WHAT THE TASK ASKS
Read the listing below and copy out every line that holds "reprehenderit".

TASK INPUT
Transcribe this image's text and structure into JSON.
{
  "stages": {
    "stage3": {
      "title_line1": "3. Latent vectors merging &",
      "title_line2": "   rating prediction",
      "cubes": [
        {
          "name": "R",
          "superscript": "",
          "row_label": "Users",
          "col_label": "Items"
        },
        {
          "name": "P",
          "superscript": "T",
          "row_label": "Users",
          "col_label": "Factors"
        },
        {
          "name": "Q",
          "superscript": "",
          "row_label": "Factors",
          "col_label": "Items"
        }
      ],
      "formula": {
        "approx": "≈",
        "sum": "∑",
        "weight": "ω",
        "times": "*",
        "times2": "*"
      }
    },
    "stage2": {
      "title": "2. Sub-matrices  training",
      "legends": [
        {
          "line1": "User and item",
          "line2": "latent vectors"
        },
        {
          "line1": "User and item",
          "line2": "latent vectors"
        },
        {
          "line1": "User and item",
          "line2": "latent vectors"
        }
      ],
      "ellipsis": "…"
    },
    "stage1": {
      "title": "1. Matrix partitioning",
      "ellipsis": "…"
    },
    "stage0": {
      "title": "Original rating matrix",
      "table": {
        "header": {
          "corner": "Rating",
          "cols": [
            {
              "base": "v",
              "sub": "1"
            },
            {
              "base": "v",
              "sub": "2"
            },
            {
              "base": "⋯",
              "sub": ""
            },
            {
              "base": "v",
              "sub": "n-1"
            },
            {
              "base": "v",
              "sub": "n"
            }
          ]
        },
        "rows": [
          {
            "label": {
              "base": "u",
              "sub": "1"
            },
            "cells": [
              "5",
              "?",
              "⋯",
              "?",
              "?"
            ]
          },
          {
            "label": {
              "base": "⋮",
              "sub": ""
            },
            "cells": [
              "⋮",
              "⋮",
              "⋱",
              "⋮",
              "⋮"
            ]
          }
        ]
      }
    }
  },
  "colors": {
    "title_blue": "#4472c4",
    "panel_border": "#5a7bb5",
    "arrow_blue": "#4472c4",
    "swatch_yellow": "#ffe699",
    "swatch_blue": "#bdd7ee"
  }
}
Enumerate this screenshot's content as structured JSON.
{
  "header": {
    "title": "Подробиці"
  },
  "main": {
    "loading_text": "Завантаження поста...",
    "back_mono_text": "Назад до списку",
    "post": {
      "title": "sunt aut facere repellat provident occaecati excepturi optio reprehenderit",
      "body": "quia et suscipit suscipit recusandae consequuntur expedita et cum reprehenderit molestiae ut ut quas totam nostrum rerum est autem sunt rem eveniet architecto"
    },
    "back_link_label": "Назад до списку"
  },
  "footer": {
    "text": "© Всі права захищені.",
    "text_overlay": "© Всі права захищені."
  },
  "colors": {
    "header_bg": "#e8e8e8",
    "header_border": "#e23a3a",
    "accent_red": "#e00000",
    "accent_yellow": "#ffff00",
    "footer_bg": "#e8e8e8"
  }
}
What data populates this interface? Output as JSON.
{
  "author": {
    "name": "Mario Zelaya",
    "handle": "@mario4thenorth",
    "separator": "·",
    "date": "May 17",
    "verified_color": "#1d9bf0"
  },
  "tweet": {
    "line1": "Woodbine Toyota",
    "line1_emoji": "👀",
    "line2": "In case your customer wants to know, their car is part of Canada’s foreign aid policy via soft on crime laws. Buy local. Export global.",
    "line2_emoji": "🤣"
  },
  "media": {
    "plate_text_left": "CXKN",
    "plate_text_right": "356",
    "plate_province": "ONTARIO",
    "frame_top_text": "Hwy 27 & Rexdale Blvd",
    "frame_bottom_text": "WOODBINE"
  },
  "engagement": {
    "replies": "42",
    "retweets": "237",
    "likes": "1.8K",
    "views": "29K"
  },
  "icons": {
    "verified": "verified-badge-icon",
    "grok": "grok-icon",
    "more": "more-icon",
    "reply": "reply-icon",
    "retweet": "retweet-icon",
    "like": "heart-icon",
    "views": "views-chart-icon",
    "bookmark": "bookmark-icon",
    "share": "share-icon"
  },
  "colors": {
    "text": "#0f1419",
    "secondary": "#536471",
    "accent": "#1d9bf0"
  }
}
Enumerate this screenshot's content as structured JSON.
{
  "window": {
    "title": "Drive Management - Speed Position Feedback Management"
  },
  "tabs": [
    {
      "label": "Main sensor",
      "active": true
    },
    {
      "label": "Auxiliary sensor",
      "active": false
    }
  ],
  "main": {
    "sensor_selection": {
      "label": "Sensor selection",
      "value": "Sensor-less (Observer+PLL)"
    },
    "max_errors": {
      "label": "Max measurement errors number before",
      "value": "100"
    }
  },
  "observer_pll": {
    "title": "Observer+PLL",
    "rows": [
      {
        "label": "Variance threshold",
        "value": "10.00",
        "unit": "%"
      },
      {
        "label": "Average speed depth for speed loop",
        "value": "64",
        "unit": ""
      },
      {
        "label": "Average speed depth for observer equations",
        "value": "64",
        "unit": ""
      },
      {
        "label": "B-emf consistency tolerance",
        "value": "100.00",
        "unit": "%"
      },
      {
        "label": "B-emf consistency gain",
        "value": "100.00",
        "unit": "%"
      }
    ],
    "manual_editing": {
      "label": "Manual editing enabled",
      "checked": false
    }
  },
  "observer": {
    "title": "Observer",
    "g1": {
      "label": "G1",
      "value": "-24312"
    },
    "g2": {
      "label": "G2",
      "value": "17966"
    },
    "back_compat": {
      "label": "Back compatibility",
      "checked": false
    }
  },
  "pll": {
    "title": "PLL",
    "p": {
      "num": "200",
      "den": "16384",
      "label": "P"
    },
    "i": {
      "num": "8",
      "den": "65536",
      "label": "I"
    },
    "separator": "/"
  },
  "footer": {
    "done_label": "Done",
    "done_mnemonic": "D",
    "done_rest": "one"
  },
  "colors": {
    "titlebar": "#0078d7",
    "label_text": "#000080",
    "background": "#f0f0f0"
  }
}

SOLUTION
      "title": "sunt aut facere repellat provident occaecati excepturi optio reprehenderit",
      "body": "quia et suscipit suscipit recusandae consequuntur expedita et cum reprehenderit molestiae ut ut quas totam nostrum rerum est autem sunt rem eveniet architecto"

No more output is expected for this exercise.